◆ Your objective:
Go through the listing and set it down exactly, leaving out its pictures.

◆ Input:
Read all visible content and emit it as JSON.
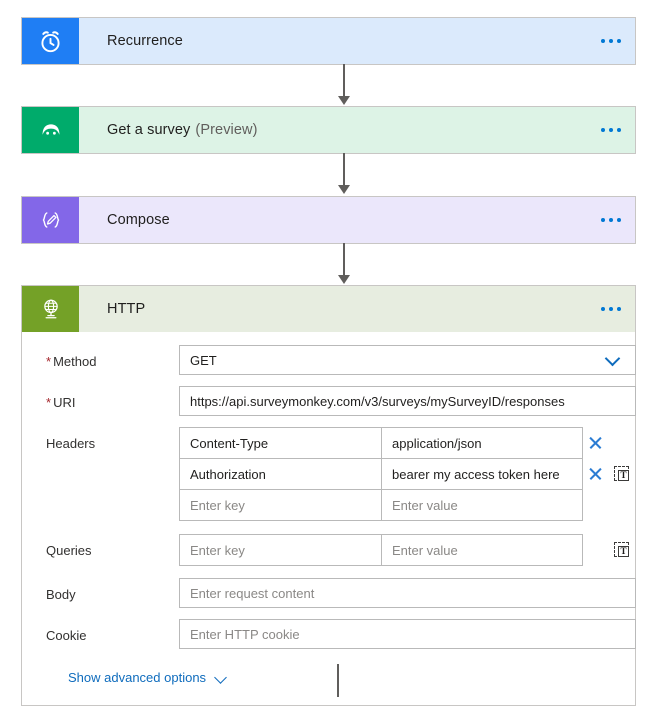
{
  "flow": {
    "steps": [
      {
        "id": "recurrence",
        "title": "Recurrence",
        "subtitle": "",
        "icon": "alarm-clock-icon",
        "menu": "more-commands"
      },
      {
        "id": "get-a-survey",
        "title": "Get a survey",
        "subtitle": "(Preview)",
        "icon": "surveymonkey-icon",
        "menu": "more-commands"
      },
      {
        "id": "compose",
        "title": "Compose",
        "subtitle": "",
        "icon": "compose-braces-pencil-icon",
        "menu": "more-commands"
      },
      {
        "id": "http",
        "title": "HTTP",
        "subtitle": "",
        "icon": "globe-network-icon",
        "menu": "more-commands"
      }
    ]
  },
  "http": {
    "method": {
      "label": "Method",
      "required": "*",
      "value": "GET",
      "chevron_icon": "chevron-down-icon"
    },
    "uri": {
      "label": "URI",
      "required": "*",
      "value": "https://api.surveymonkey.com/v3/surveys/mySurveyID/responses"
    },
    "headers": {
      "label": "Headers",
      "rows": [
        {
          "key": "Content-Type",
          "value": "application/json",
          "is_placeholder": false
        },
        {
          "key": "Authorization",
          "value": "bearer my access token here",
          "is_placeholder": false
        },
        {
          "key": "Enter key",
          "value": "Enter value",
          "is_placeholder": true
        }
      ],
      "delete_icon": "close-x-icon",
      "text_mode_icon": "switch-to-text-mode-icon",
      "text_mode_glyph": "T"
    },
    "queries": {
      "label": "Queries",
      "rows": [
        {
          "key": "Enter key",
          "value": "Enter value",
          "is_placeholder": true
        }
      ],
      "text_mode_icon": "switch-to-text-mode-icon",
      "text_mode_glyph": "T"
    },
    "body": {
      "label": "Body",
      "placeholder": "Enter request content",
      "value": ""
    },
    "cookie": {
      "label": "Cookie",
      "placeholder": "Enter HTTP cookie",
      "value": ""
    },
    "advanced": {
      "label": "Show advanced options",
      "chevron_icon": "chevron-down-icon"
    }
  },
  "colors": {
    "recurrence_icon": "#1f7ef4",
    "recurrence_body": "#dbeafc",
    "survey_icon": "#00ab6b",
    "survey_body": "#ddf3e6",
    "compose_icon": "#8367e8",
    "compose_body": "#ebe7fb",
    "http_icon": "#74a127",
    "http_body": "#e7ede0",
    "accent_blue": "#0078d4",
    "link_blue": "#0f6cbd",
    "required_red": "#a4262c",
    "connector_gray": "#605e5c"
  }
}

◆ Reply:
Read all visible content and emit it as JSON.
{
  "flow": {
    "steps": [
      {
        "id": "recurrence",
        "title": "Recurrence",
        "subtitle": "",
        "icon": "alarm-clock-icon",
        "menu": "more-commands"
      },
      {
        "id": "get-a-survey",
        "title": "Get a survey",
        "subtitle": "(Preview)",
        "icon": "surveymonkey-icon",
        "menu": "more-commands"
      },
      {
        "id": "compose",
        "title": "Compose",
        "subtitle": "",
        "icon": "compose-braces-pencil-icon",
        "menu": "more-commands"
      },
      {
        "id": "http",
        "title": "HTTP",
        "subtitle": "",
        "icon": "globe-network-icon",
        "menu": "more-commands"
      }
    ]
  },
  "http": {
    "method": {
      "label": "Method",
      "required": "*",
      "value": "GET",
      "chevron_icon": "chevron-down-icon"
    },
    "uri": {
      "label": "URI",
      "required": "*",
      "value": "https://api.surveymonkey.com/v3/surveys/mySurveyID/responses"
    },
    "headers": {
      "label": "Headers",
      "rows": [
        {
          "key": "Content-Type",
          "value": "application/json",
          "is_placeholder": false
        },
        {
          "key": "Authorization",
          "value": "bearer my access token here",
          "is_placeholder": false
        },
        {
          "key": "Enter key",
          "value": "Enter value",
          "is_placeholder": true
        }
      ],
      "delete_icon": "close-x-icon",
      "text_mode_icon": "switch-to-text-mode-icon",
      "text_mode_glyph": "T"
    },
    "queries": {
      "label": "Queries",
      "rows": [
        {
          "key": "Enter key",
          "value": "Enter value",
          "is_placeholder": true
        }
      ],
      "text_mode_icon": "switch-to-text-mode-icon",
      "text_mode_glyph": "T"
    },
    "body": {
      "label": "Body",
      "placeholder": "Enter request content",
      "value": ""
    },
    "cookie": {
      "label": "Cookie",
      "placeholder": "Enter HTTP cookie",
      "value": ""
    },
    "advanced": {
      "label": "Show advanced options",
      "chevron_icon": "chevron-down-icon"
    }
  },
  "colors": {
    "recurrence_icon": "#1f7ef4",
    "recurrence_body": "#dbeafc",
    "survey_icon": "#00ab6b",
    "survey_body": "#ddf3e6",
    "compose_icon": "#8367e8",
    "compose_body": "#ebe7fb",
    "http_icon": "#74a127",
    "http_body": "#e7ede0",
    "accent_blue": "#0078d4",
    "link_blue": "#0f6cbd",
    "required_red": "#a4262c",
    "connector_gray": "#605e5c"
  }
}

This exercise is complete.